Records from a collection of figures
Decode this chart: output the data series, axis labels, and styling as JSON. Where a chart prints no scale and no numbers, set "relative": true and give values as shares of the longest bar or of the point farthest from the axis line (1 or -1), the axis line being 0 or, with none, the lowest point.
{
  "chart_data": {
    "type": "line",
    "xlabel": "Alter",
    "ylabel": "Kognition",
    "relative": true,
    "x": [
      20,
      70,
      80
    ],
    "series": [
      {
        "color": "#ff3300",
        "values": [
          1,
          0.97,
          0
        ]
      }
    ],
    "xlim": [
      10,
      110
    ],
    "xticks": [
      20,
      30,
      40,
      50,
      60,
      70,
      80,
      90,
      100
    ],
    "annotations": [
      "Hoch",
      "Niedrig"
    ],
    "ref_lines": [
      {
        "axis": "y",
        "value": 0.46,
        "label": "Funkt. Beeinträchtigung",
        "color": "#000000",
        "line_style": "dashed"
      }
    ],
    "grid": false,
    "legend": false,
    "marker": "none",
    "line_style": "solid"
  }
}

-- What is expected --
All entries must be repeated verbatim.

-- Written response --
Decode this chart: output the data series, axis labels, and styling as JSON. Where a chart prints no scale and no numbers, set "relative": true and give values as shares of the longest bar or of the point farthest from the axis line (1 or -1), the axis line being 0 or, with none, the lowest point.
{
  "chart_data": {
    "type": "line",
    "xlabel": "Alter",
    "ylabel": "Kognition",
    "relative": true,
    "x": [
      20,
      70,
      80
    ],
    "series": [
      {
        "color": "#ff3300",
        "values": [
          1,
          0.97,
          0
        ]
      }
    ],
    "xlim": [
      10,
      110
    ],
    "xticks": [
      20,
      30,
      40,
      50,
      60,
      70,
      80,
      90,
      100
    ],
    "annotations": [
      "Hoch",
      "Niedrig"
    ],
    "ref_lines": [
      {
        "axis": "y",
        "value": 0.46,
        "label": "Funkt. Beeinträchtigung",
        "color": "#000000",
        "line_style": "dashed"
      }
    ],
    "grid": false,
    "legend": false,
    "marker": "none",
    "line_style": "solid"
  }
}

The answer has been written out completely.